§ Dataset items:
····················

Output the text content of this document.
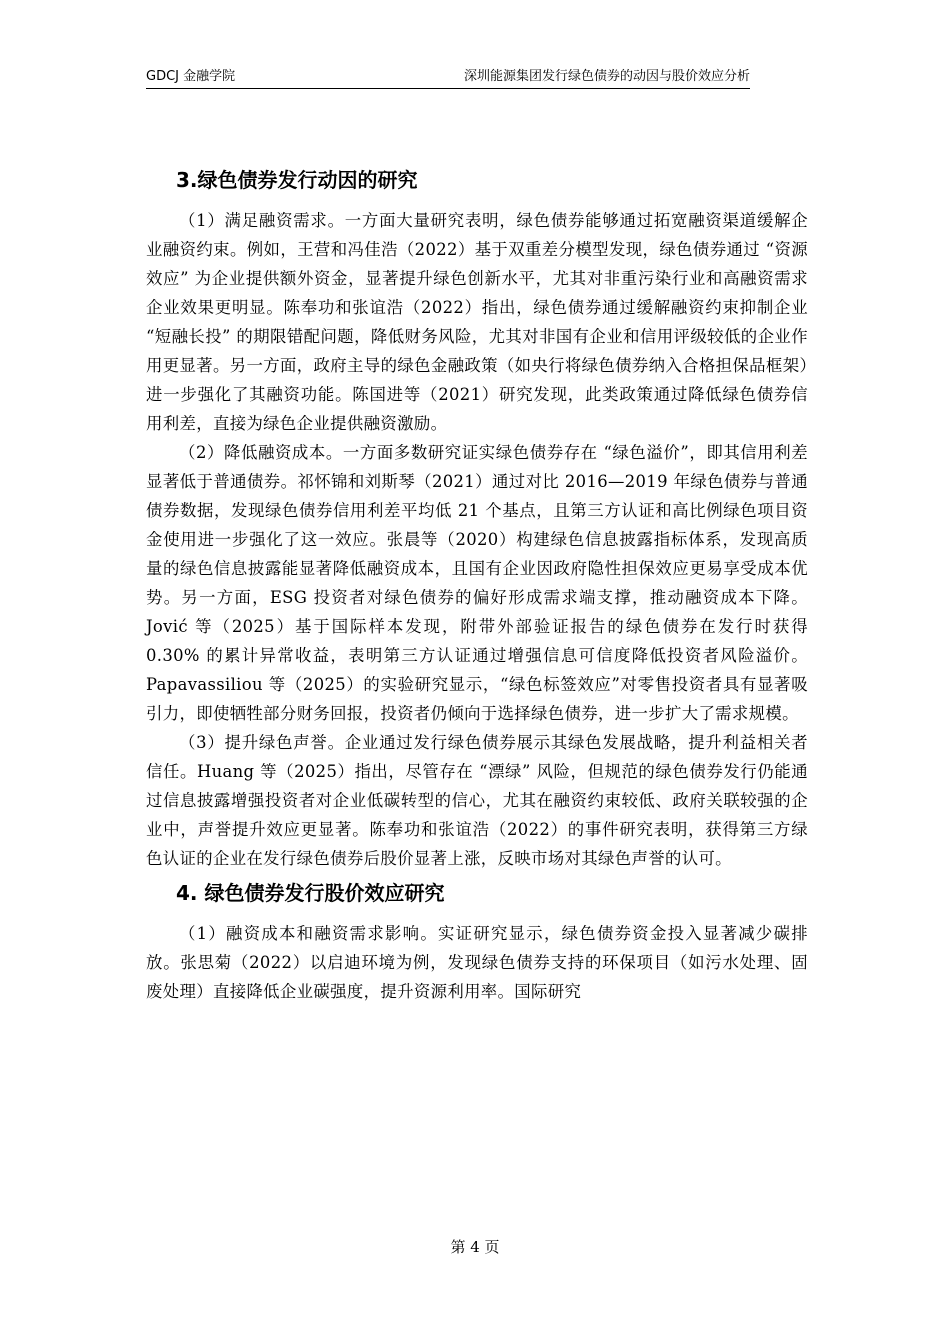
GDCJ 金融学院	深圳能源集团发行绿色债券的动因与股价效应分析
3.绿色债券发行动因的研究

（1）满足融资需求。一方面大量研究表明，绿色债券能够通过拓宽融资渠道缓解企业融资约束。例如，王营和冯佳浩（2022）基于双重差分模型发现，绿色债券通过 “资源效应” 为企业提供额外资金，显著提升绿色创新水平，尤其对非重污染行业和高融资需求企业效果更明显。陈奉功和张谊浩（2022）指出，绿色债券通过缓解融资约束抑制企业 “短融长投” 的期限错配问题，降低财务风险，尤其对非国有企业和信用评级较低的企业作用更显著。另一方面，政府主导的绿色金融政策（如央行将绿色债券纳入合格担保品框架）进一步强化了其融资功能。陈国进等（2021）研究发现，此类政策通过降低绿色债券信用利差，直接为绿色企业提供融资激励。

（2）降低融资成本。一方面多数研究证实绿色债券存在 “绿色溢价”，即其信用利差显著低于普通债券。祁怀锦和刘斯琴（2021）通过对比 2016—2019 年绿色债券与普通债券数据，发现绿色债券信用利差平均低 21 个基点，且第三方认证和高比例绿色项目资金使用进一步强化了这一效应。张晨等（2020）构建绿色信息披露指标体系，发现高质量的绿色信息披露能显著降低融资成本，且国有企业因政府隐性担保效应更易享受成本优势。另一方面，ESG 投资者对绿色债券的偏好形成需求端支撑，推动融资成本下降。Jović 等（2025）基于国际样本发现，附带外部验证报告的绿色债券在发行时获得 0.30% 的累计异常收益，表明第三方认证通过增强信息可信度降低投资者风险溢价。Papavassiliou 等（2025）的实验研究显示，“绿色标签效应”对零售投资者具有显著吸引力，即使牺牲部分财务回报，投资者仍倾向于选择绿色债券，进一步扩大了需求规模。

（3）提升绿色声誉。企业通过发行绿色债券展示其绿色发展战略，提升利益相关者信任。Huang 等（2025）指出，尽管存在 “漂绿” 风险，但规范的绿色债券发行仍能通过信息披露增强投资者对企业低碳转型的信心，尤其在融资约束较低、政府关联较强的企业中，声誉提升效应更显著。陈奉功和张谊浩（2022）的事件研究表明，获得第三方绿色认证的企业在发行绿色债券后股价显著上涨，反映市场对其绿色声誉的认可。

4. 绿色债券发行股价效应研究

（1）融资成本和融资需求影响。实证研究显示，绿色债券资金投入显著减少碳排放。张思菊（2022）以启迪环境为例，发现绿色债券支持的环保项目（如污水处理、固废处理）直接降低企业碳强度，提升资源利用率。国际研究

第 4 页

····················

§ To do:
Write out the entries again, exactly as given, skipping any images.

§ Task output:
Output the text content of this document.
GDCJ 金融学院	深圳能源集团发行绿色债券的动因与股价效应分析
3.绿色债券发行动因的研究

（1）满足融资需求。一方面大量研究表明，绿色债券能够通过拓宽融资渠道缓解企业融资约束。例如，王营和冯佳浩（2022）基于双重差分模型发现，绿色债券通过 “资源效应” 为企业提供额外资金，显著提升绿色创新水平，尤其对非重污染行业和高融资需求企业效果更明显。陈奉功和张谊浩（2022）指出，绿色债券通过缓解融资约束抑制企业 “短融长投” 的期限错配问题，降低财务风险，尤其对非国有企业和信用评级较低的企业作用更显著。另一方面，政府主导的绿色金融政策（如央行将绿色债券纳入合格担保品框架）进一步强化了其融资功能。陈国进等（2021）研究发现，此类政策通过降低绿色债券信用利差，直接为绿色企业提供融资激励。

（2）降低融资成本。一方面多数研究证实绿色债券存在 “绿色溢价”，即其信用利差显著低于普通债券。祁怀锦和刘斯琴（2021）通过对比 2016—2019 年绿色债券与普通债券数据，发现绿色债券信用利差平均低 21 个基点，且第三方认证和高比例绿色项目资金使用进一步强化了这一效应。张晨等（2020）构建绿色信息披露指标体系，发现高质量的绿色信息披露能显著降低融资成本，且国有企业因政府隐性担保效应更易享受成本优势。另一方面，ESG 投资者对绿色债券的偏好形成需求端支撑，推动融资成本下降。Jović 等（2025）基于国际样本发现，附带外部验证报告的绿色债券在发行时获得 0.30% 的累计异常收益，表明第三方认证通过增强信息可信度降低投资者风险溢价。Papavassiliou 等（2025）的实验研究显示，“绿色标签效应”对零售投资者具有显著吸引力，即使牺牲部分财务回报，投资者仍倾向于选择绿色债券，进一步扩大了需求规模。

（3）提升绿色声誉。企业通过发行绿色债券展示其绿色发展战略，提升利益相关者信任。Huang 等（2025）指出，尽管存在 “漂绿” 风险，但规范的绿色债券发行仍能通过信息披露增强投资者对企业低碳转型的信心，尤其在融资约束较低、政府关联较强的企业中，声誉提升效应更显著。陈奉功和张谊浩（2022）的事件研究表明，获得第三方绿色认证的企业在发行绿色债券后股价显著上涨，反映市场对其绿色声誉的认可。

4. 绿色债券发行股价效应研究

（1）融资成本和融资需求影响。实证研究显示，绿色债券资金投入显著减少碳排放。张思菊（2022）以启迪环境为例，发现绿色债券支持的环保项目（如污水处理、固废处理）直接降低企业碳强度，提升资源利用率。国际研究

第 4 页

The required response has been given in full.